> _AIM OF THE TASK_: Identify the lines bearing the string "Laboratory" and gather them.

> _MATERIAL FOR THE TASK_:
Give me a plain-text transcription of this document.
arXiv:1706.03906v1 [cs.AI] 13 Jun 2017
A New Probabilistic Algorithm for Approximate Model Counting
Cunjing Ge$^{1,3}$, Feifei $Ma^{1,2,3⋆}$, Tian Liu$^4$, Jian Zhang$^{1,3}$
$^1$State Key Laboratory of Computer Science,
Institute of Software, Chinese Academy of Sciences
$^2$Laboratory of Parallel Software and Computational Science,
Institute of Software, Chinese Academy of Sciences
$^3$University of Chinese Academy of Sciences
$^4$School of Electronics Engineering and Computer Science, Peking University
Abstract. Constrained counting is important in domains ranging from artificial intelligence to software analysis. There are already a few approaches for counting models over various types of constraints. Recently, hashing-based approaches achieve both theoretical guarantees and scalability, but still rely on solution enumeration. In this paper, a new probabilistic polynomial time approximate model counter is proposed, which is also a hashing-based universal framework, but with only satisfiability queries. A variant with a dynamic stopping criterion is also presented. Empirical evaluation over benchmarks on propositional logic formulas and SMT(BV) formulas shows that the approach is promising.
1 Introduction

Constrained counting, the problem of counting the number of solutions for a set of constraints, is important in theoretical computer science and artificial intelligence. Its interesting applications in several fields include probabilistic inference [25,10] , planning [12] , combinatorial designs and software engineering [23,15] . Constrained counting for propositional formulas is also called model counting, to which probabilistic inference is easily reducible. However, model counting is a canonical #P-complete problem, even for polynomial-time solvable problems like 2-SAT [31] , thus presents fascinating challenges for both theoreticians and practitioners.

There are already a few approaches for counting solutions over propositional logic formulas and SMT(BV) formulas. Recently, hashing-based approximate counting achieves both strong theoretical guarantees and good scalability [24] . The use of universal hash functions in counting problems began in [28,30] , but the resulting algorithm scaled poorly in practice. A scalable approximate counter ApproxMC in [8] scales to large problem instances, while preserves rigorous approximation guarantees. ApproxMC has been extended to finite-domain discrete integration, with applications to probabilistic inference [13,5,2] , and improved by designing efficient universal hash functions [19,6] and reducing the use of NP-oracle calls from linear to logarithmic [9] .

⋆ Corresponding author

> _RESULT FOR THIS TASK_:
$^1$State Key Laboratory of Computer Science,
$^2$Laboratory of Parallel Software and Computational Science,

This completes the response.